**PROBLEM DETAILS:**
Go through the material and write it all out exactly, minus the pictures.

══════════

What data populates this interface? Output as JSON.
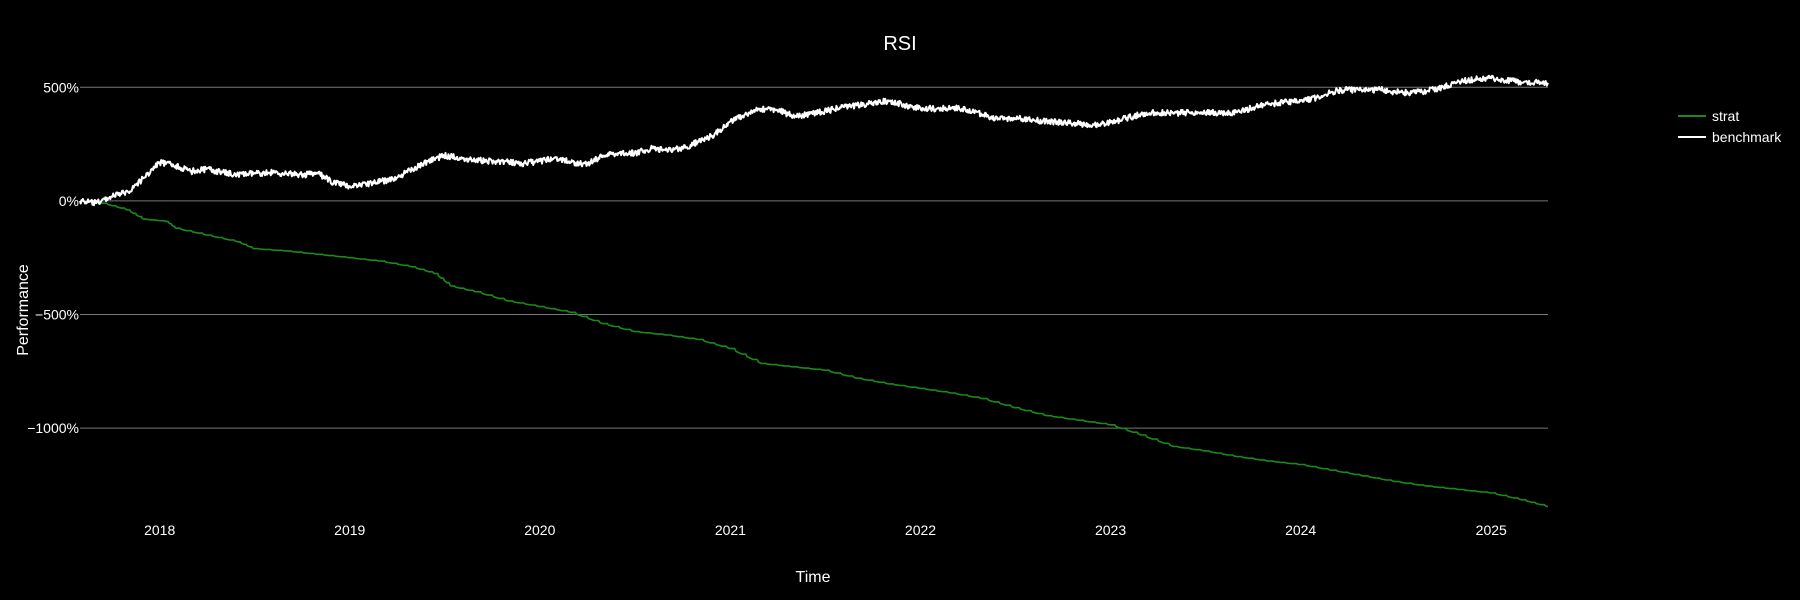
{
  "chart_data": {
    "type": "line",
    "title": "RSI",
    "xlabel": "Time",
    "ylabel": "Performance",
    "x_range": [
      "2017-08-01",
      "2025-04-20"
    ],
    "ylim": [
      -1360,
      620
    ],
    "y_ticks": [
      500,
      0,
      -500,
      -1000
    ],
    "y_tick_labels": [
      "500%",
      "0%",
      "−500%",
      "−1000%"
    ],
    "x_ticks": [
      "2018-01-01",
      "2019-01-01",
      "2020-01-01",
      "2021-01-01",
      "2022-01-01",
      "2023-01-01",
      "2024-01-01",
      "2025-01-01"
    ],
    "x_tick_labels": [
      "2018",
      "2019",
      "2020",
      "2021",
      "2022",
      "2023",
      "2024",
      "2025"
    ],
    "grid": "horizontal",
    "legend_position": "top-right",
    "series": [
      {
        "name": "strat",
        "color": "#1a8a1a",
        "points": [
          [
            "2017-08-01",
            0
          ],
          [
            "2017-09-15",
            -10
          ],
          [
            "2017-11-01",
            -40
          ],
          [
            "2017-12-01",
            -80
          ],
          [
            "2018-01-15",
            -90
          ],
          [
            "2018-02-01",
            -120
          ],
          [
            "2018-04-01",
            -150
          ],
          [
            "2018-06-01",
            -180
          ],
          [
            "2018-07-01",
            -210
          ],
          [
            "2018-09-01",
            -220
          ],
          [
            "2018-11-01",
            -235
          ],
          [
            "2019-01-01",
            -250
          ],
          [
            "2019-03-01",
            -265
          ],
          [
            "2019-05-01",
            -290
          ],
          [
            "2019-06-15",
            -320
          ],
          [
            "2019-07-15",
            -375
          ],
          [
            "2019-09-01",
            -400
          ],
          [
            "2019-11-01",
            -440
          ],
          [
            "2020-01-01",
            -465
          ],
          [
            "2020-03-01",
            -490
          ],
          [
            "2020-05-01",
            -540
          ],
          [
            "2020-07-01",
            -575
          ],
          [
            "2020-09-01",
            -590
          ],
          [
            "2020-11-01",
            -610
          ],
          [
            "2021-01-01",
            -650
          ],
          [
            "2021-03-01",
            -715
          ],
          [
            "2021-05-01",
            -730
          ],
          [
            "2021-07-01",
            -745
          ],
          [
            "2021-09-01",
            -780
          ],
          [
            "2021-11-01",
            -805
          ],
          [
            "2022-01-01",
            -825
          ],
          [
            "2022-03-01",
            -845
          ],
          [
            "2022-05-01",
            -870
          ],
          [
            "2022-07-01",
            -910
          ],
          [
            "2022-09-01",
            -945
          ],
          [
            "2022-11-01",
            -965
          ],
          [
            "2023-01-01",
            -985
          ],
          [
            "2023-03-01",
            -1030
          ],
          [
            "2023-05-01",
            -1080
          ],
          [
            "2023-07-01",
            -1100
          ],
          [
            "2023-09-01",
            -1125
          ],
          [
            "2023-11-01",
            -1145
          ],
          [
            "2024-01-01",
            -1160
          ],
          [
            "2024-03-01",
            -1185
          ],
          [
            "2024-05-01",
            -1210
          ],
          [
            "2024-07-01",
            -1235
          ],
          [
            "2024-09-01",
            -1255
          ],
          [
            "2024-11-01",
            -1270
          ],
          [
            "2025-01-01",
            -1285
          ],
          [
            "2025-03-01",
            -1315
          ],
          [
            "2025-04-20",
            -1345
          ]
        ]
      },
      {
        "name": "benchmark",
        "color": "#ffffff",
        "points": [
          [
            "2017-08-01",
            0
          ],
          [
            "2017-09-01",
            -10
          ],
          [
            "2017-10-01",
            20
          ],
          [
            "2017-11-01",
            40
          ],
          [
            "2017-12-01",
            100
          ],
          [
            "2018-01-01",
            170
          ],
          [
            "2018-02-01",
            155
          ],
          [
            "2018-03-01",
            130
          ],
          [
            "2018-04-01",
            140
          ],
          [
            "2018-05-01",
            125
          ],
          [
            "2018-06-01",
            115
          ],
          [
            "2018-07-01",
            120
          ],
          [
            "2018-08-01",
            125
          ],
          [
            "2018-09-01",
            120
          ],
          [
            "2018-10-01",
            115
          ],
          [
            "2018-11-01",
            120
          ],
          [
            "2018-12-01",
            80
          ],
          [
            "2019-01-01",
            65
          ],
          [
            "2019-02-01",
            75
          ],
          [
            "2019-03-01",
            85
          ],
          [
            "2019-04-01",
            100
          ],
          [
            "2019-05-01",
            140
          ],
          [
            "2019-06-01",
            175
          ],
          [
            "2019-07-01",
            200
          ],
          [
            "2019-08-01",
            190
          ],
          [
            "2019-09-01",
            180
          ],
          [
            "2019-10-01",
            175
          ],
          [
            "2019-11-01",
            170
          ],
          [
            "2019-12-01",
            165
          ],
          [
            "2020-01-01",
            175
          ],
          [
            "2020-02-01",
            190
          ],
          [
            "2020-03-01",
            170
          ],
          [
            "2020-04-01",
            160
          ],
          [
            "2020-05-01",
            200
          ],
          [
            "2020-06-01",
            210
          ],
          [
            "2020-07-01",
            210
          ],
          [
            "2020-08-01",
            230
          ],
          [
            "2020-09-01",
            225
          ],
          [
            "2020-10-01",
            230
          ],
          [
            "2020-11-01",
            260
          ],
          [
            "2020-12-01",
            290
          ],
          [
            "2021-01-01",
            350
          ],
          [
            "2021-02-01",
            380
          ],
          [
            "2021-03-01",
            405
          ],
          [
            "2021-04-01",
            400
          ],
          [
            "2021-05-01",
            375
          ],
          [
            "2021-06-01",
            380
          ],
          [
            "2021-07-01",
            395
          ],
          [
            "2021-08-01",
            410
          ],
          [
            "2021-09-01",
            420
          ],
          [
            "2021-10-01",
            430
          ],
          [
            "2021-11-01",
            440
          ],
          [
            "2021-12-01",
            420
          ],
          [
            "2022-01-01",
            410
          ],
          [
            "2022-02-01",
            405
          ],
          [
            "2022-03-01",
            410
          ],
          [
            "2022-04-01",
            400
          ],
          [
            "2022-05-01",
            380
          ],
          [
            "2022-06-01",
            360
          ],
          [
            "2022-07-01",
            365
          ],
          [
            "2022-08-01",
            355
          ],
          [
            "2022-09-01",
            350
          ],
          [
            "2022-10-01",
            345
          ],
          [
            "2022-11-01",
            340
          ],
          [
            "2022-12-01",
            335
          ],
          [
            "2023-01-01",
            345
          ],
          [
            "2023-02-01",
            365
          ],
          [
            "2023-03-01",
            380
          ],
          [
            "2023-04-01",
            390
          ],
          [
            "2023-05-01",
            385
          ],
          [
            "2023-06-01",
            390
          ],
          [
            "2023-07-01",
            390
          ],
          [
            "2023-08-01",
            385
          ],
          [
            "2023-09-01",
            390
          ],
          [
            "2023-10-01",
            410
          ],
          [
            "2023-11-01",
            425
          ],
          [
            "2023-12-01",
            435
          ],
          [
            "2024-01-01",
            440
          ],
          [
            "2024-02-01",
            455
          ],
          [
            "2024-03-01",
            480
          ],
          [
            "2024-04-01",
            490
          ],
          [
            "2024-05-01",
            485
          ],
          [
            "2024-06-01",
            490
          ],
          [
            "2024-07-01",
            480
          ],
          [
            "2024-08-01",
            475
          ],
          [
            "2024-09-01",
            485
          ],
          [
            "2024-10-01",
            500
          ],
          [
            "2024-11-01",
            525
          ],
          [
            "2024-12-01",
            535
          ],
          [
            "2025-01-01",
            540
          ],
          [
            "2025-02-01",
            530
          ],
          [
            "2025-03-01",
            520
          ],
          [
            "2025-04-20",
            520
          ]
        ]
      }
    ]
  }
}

══════════

**REPLY TO THE EXERCISE:**
What data populates this interface? Output as JSON.
{
  "chart_data": {
    "type": "line",
    "title": "RSI",
    "xlabel": "Time",
    "ylabel": "Performance",
    "x_range": [
      "2017-08-01",
      "2025-04-20"
    ],
    "ylim": [
      -1360,
      620
    ],
    "y_ticks": [
      500,
      0,
      -500,
      -1000
    ],
    "y_tick_labels": [
      "500%",
      "0%",
      "−500%",
      "−1000%"
    ],
    "x_ticks": [
      "2018-01-01",
      "2019-01-01",
      "2020-01-01",
      "2021-01-01",
      "2022-01-01",
      "2023-01-01",
      "2024-01-01",
      "2025-01-01"
    ],
    "x_tick_labels": [
      "2018",
      "2019",
      "2020",
      "2021",
      "2022",
      "2023",
      "2024",
      "2025"
    ],
    "grid": "horizontal",
    "legend_position": "top-right",
    "series": [
      {
        "name": "strat",
        "color": "#1a8a1a",
        "points": [
          [
            "2017-08-01",
            0
          ],
          [
            "2017-09-15",
            -10
          ],
          [
            "2017-11-01",
            -40
          ],
          [
            "2017-12-01",
            -80
          ],
          [
            "2018-01-15",
            -90
          ],
          [
            "2018-02-01",
            -120
          ],
          [
            "2018-04-01",
            -150
          ],
          [
            "2018-06-01",
            -180
          ],
          [
            "2018-07-01",
            -210
          ],
          [
            "2018-09-01",
            -220
          ],
          [
            "2018-11-01",
            -235
          ],
          [
            "2019-01-01",
            -250
          ],
          [
            "2019-03-01",
            -265
          ],
          [
            "2019-05-01",
            -290
          ],
          [
            "2019-06-15",
            -320
          ],
          [
            "2019-07-15",
            -375
          ],
          [
            "2019-09-01",
            -400
          ],
          [
            "2019-11-01",
            -440
          ],
          [
            "2020-01-01",
            -465
          ],
          [
            "2020-03-01",
            -490
          ],
          [
            "2020-05-01",
            -540
          ],
          [
            "2020-07-01",
            -575
          ],
          [
            "2020-09-01",
            -590
          ],
          [
            "2020-11-01",
            -610
          ],
          [
            "2021-01-01",
            -650
          ],
          [
            "2021-03-01",
            -715
          ],
          [
            "2021-05-01",
            -730
          ],
          [
            "2021-07-01",
            -745
          ],
          [
            "2021-09-01",
            -780
          ],
          [
            "2021-11-01",
            -805
          ],
          [
            "2022-01-01",
            -825
          ],
          [
            "2022-03-01",
            -845
          ],
          [
            "2022-05-01",
            -870
          ],
          [
            "2022-07-01",
            -910
          ],
          [
            "2022-09-01",
            -945
          ],
          [
            "2022-11-01",
            -965
          ],
          [
            "2023-01-01",
            -985
          ],
          [
            "2023-03-01",
            -1030
          ],
          [
            "2023-05-01",
            -1080
          ],
          [
            "2023-07-01",
            -1100
          ],
          [
            "2023-09-01",
            -1125
          ],
          [
            "2023-11-01",
            -1145
          ],
          [
            "2024-01-01",
            -1160
          ],
          [
            "2024-03-01",
            -1185
          ],
          [
            "2024-05-01",
            -1210
          ],
          [
            "2024-07-01",
            -1235
          ],
          [
            "2024-09-01",
            -1255
          ],
          [
            "2024-11-01",
            -1270
          ],
          [
            "2025-01-01",
            -1285
          ],
          [
            "2025-03-01",
            -1315
          ],
          [
            "2025-04-20",
            -1345
          ]
        ]
      },
      {
        "name": "benchmark",
        "color": "#ffffff",
        "points": [
          [
            "2017-08-01",
            0
          ],
          [
            "2017-09-01",
            -10
          ],
          [
            "2017-10-01",
            20
          ],
          [
            "2017-11-01",
            40
          ],
          [
            "2017-12-01",
            100
          ],
          [
            "2018-01-01",
            170
          ],
          [
            "2018-02-01",
            155
          ],
          [
            "2018-03-01",
            130
          ],
          [
            "2018-04-01",
            140
          ],
          [
            "2018-05-01",
            125
          ],
          [
            "2018-06-01",
            115
          ],
          [
            "2018-07-01",
            120
          ],
          [
            "2018-08-01",
            125
          ],
          [
            "2018-09-01",
            120
          ],
          [
            "2018-10-01",
            115
          ],
          [
            "2018-11-01",
            120
          ],
          [
            "2018-12-01",
            80
          ],
          [
            "2019-01-01",
            65
          ],
          [
            "2019-02-01",
            75
          ],
          [
            "2019-03-01",
            85
          ],
          [
            "2019-04-01",
            100
          ],
          [
            "2019-05-01",
            140
          ],
          [
            "2019-06-01",
            175
          ],
          [
            "2019-07-01",
            200
          ],
          [
            "2019-08-01",
            190
          ],
          [
            "2019-09-01",
            180
          ],
          [
            "2019-10-01",
            175
          ],
          [
            "2019-11-01",
            170
          ],
          [
            "2019-12-01",
            165
          ],
          [
            "2020-01-01",
            175
          ],
          [
            "2020-02-01",
            190
          ],
          [
            "2020-03-01",
            170
          ],
          [
            "2020-04-01",
            160
          ],
          [
            "2020-05-01",
            200
          ],
          [
            "2020-06-01",
            210
          ],
          [
            "2020-07-01",
            210
          ],
          [
            "2020-08-01",
            230
          ],
          [
            "2020-09-01",
            225
          ],
          [
            "2020-10-01",
            230
          ],
          [
            "2020-11-01",
            260
          ],
          [
            "2020-12-01",
            290
          ],
          [
            "2021-01-01",
            350
          ],
          [
            "2021-02-01",
            380
          ],
          [
            "2021-03-01",
            405
          ],
          [
            "2021-04-01",
            400
          ],
          [
            "2021-05-01",
            375
          ],
          [
            "2021-06-01",
            380
          ],
          [
            "2021-07-01",
            395
          ],
          [
            "2021-08-01",
            410
          ],
          [
            "2021-09-01",
            420
          ],
          [
            "2021-10-01",
            430
          ],
          [
            "2021-11-01",
            440
          ],
          [
            "2021-12-01",
            420
          ],
          [
            "2022-01-01",
            410
          ],
          [
            "2022-02-01",
            405
          ],
          [
            "2022-03-01",
            410
          ],
          [
            "2022-04-01",
            400
          ],
          [
            "2022-05-01",
            380
          ],
          [
            "2022-06-01",
            360
          ],
          [
            "2022-07-01",
            365
          ],
          [
            "2022-08-01",
            355
          ],
          [
            "2022-09-01",
            350
          ],
          [
            "2022-10-01",
            345
          ],
          [
            "2022-11-01",
            340
          ],
          [
            "2022-12-01",
            335
          ],
          [
            "2023-01-01",
            345
          ],
          [
            "2023-02-01",
            365
          ],
          [
            "2023-03-01",
            380
          ],
          [
            "2023-04-01",
            390
          ],
          [
            "2023-05-01",
            385
          ],
          [
            "2023-06-01",
            390
          ],
          [
            "2023-07-01",
            390
          ],
          [
            "2023-08-01",
            385
          ],
          [
            "2023-09-01",
            390
          ],
          [
            "2023-10-01",
            410
          ],
          [
            "2023-11-01",
            425
          ],
          [
            "2023-12-01",
            435
          ],
          [
            "2024-01-01",
            440
          ],
          [
            "2024-02-01",
            455
          ],
          [
            "2024-03-01",
            480
          ],
          [
            "2024-04-01",
            490
          ],
          [
            "2024-05-01",
            485
          ],
          [
            "2024-06-01",
            490
          ],
          [
            "2024-07-01",
            480
          ],
          [
            "2024-08-01",
            475
          ],
          [
            "2024-09-01",
            485
          ],
          [
            "2024-10-01",
            500
          ],
          [
            "2024-11-01",
            525
          ],
          [
            "2024-12-01",
            535
          ],
          [
            "2025-01-01",
            540
          ],
          [
            "2025-02-01",
            530
          ],
          [
            "2025-03-01",
            520
          ],
          [
            "2025-04-20",
            520
          ]
        ]
      }
    ]
  }
}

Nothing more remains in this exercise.